> **Instructions for the task**
Using the material that follows, identify and copy each line with the string "JSON".

> **Dataset records**
========================
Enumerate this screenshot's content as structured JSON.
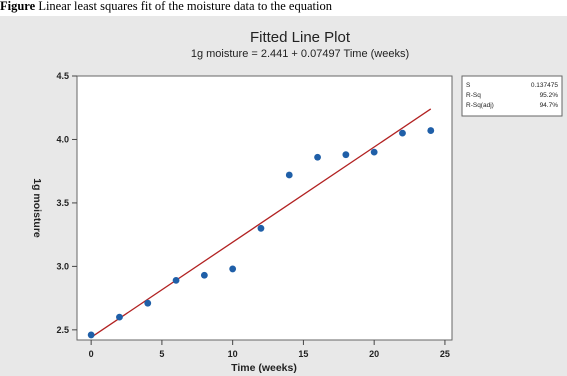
{
  "caption": {
    "figure_label": "Figure",
    "text": "Linear least squares fit of the moisture data to the equation"
  },
  "chart_data": {
    "type": "scatter",
    "title": "Fitted Line Plot",
    "subtitle": "1g moisture = 2.441 + 0.07497 Time (weeks)",
    "xlabel": "Time (weeks)",
    "ylabel": "1g moisture",
    "xlim": [
      -1,
      25.5
    ],
    "ylim": [
      2.42,
      4.5
    ],
    "x_ticks": [
      0,
      5,
      10,
      15,
      20,
      25
    ],
    "y_ticks": [
      2.5,
      3.0,
      3.5,
      4.0,
      4.5
    ],
    "x_tick_labels": [
      "0",
      "5",
      "10",
      "15",
      "20",
      "25"
    ],
    "y_tick_labels": [
      "2.5",
      "3.0",
      "3.5",
      "4.0",
      "4.5"
    ],
    "grid": false,
    "series": [
      {
        "x": [
          0,
          2,
          4,
          6,
          8,
          10,
          12,
          14,
          16,
          18,
          20,
          22,
          24
        ],
        "y": [
          2.46,
          2.6,
          2.71,
          2.89,
          2.93,
          2.98,
          3.3,
          3.72,
          3.86,
          3.88,
          3.9,
          4.05,
          4.07
        ],
        "color": "#1f5fa8"
      }
    ],
    "fit_line": {
      "intercept": 2.441,
      "slope": 0.07497,
      "x_range": [
        0,
        24
      ],
      "color": "#b22222"
    },
    "stats": [
      {
        "label": "S",
        "value": "0.137475"
      },
      {
        "label": "R-Sq",
        "value": "95.2%"
      },
      {
        "label": "R-Sq(adj)",
        "value": "94.7%"
      }
    ]
  }
}
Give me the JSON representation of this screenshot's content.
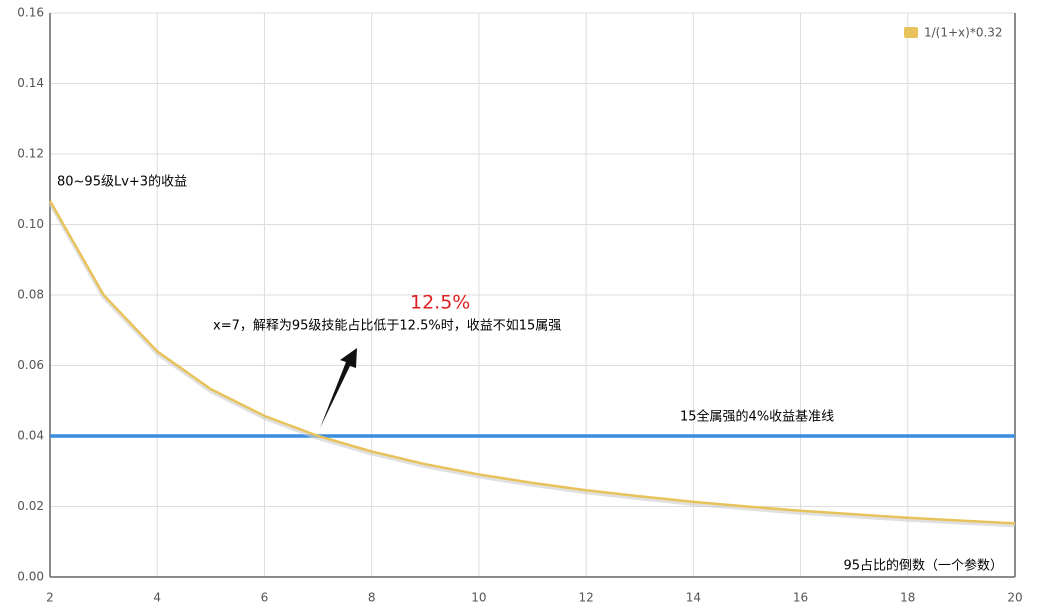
========================
> **Correct result**
Enumerate this screenshot's content as structured JSON.
Give me the JSON representation of this screenshot's content.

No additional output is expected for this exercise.